Items from a data source →
__________________________________________________
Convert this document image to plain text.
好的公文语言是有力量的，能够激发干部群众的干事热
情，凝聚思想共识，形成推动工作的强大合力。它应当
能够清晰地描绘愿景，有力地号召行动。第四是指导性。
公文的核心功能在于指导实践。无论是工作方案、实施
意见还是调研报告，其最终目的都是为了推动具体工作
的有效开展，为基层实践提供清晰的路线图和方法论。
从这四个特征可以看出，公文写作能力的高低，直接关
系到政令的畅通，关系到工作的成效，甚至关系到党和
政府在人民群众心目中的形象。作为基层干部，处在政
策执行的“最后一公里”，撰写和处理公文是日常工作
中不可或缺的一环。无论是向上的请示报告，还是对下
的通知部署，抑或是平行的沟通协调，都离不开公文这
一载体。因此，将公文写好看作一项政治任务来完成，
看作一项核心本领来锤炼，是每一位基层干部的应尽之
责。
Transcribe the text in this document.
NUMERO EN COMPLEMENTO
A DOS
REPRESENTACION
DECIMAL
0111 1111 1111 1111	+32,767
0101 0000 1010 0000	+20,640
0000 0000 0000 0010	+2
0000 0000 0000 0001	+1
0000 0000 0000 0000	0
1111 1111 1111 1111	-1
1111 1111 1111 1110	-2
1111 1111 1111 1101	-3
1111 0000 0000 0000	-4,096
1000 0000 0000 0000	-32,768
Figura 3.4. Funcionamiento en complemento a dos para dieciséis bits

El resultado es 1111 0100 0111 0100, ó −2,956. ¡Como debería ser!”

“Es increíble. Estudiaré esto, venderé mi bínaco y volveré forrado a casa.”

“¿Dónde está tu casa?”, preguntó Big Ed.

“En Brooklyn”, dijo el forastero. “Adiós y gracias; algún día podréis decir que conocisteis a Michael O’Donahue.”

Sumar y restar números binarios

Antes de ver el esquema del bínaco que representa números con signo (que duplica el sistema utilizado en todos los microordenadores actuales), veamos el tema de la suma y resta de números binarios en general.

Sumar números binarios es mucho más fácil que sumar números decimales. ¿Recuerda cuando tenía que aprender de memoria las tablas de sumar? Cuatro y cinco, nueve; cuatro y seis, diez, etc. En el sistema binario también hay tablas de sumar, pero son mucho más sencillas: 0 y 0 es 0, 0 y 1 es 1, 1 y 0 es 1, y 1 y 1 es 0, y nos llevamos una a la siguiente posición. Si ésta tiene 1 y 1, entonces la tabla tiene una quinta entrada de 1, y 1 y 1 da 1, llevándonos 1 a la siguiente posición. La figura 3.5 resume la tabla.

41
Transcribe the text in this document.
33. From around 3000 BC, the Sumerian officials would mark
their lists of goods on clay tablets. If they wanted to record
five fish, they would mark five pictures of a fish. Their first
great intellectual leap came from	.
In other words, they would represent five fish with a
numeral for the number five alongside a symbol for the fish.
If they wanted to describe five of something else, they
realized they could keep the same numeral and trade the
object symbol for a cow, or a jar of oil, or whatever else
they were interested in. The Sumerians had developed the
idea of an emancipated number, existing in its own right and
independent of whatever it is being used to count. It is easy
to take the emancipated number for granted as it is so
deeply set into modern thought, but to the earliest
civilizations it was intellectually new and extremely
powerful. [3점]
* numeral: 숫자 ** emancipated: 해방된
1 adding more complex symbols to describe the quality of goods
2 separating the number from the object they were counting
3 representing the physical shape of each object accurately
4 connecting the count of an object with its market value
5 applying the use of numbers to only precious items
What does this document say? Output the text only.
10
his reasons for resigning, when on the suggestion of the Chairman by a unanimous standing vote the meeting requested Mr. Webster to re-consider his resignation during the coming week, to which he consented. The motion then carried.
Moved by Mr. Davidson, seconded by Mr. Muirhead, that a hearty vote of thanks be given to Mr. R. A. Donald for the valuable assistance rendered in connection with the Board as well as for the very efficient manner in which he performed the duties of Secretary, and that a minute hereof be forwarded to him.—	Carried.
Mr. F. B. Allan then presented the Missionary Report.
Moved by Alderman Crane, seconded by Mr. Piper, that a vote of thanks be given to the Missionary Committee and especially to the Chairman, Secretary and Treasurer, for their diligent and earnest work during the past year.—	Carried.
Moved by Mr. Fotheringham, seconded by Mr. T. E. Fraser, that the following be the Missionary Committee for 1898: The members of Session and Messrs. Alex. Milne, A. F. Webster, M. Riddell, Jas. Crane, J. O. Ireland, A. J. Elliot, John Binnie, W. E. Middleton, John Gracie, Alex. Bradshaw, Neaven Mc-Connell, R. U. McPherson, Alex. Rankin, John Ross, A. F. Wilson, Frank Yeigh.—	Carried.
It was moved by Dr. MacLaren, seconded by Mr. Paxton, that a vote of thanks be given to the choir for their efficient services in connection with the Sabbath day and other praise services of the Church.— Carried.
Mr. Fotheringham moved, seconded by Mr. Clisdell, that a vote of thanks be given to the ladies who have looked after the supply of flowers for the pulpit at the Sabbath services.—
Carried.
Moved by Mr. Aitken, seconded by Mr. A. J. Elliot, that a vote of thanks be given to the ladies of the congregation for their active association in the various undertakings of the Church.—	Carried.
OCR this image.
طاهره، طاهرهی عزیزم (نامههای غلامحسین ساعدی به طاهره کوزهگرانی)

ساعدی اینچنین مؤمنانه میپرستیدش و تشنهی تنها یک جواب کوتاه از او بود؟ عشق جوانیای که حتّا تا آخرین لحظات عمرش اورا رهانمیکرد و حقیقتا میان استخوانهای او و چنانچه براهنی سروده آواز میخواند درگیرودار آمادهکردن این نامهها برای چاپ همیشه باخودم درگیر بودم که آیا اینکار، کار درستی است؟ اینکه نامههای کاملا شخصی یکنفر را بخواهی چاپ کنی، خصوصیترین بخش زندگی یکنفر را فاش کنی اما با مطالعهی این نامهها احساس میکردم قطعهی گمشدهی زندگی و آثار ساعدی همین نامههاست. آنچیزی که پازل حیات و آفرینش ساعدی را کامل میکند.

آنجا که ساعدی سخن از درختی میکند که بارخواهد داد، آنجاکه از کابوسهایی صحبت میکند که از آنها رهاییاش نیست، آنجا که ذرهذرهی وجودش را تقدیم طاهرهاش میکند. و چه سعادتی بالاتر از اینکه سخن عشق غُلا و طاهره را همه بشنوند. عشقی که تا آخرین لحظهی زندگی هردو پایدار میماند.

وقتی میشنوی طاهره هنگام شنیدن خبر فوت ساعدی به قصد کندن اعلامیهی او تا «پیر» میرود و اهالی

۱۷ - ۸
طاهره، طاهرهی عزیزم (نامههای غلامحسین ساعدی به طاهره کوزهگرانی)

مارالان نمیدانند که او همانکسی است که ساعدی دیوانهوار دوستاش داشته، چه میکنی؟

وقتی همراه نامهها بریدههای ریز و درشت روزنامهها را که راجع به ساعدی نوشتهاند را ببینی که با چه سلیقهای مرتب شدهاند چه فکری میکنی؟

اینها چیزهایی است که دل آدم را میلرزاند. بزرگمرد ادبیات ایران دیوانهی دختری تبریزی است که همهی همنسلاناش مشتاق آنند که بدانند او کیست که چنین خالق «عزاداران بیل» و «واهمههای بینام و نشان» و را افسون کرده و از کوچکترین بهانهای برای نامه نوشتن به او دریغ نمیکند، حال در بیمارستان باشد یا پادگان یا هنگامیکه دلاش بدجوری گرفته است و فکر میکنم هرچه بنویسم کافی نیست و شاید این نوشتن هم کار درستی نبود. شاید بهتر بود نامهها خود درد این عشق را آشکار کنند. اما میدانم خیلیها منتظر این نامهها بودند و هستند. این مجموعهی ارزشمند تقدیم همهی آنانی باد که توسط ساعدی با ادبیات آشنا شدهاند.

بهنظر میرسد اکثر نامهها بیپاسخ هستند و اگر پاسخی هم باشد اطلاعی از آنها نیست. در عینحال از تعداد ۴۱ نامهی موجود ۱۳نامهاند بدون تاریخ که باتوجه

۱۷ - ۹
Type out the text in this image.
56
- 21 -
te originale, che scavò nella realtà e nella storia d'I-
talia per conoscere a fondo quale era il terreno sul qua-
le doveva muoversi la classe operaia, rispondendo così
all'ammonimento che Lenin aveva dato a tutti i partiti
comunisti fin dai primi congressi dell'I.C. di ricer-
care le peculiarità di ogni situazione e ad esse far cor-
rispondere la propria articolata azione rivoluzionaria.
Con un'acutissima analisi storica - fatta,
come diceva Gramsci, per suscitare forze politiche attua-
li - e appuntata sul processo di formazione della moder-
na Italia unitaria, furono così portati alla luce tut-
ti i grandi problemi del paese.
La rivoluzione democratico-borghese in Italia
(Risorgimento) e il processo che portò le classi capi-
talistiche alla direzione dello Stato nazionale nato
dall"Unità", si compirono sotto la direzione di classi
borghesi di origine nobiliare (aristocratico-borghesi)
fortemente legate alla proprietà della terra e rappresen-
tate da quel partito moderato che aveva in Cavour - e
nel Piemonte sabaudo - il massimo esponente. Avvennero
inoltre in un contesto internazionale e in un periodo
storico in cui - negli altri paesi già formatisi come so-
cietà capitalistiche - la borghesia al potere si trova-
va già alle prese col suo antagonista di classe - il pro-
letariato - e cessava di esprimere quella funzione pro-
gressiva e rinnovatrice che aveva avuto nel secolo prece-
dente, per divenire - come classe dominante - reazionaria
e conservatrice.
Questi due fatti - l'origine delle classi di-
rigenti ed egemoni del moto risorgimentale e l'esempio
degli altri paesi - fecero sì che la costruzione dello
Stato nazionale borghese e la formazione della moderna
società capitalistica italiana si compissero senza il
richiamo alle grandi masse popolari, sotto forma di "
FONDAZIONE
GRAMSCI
__________________________________________________
Problem → Using the records above, find and show each line with the string "wanted".

Completed exercise →
their lists of goods on clay tablets. If they wanted to record
If they wanted to describe five of something else, they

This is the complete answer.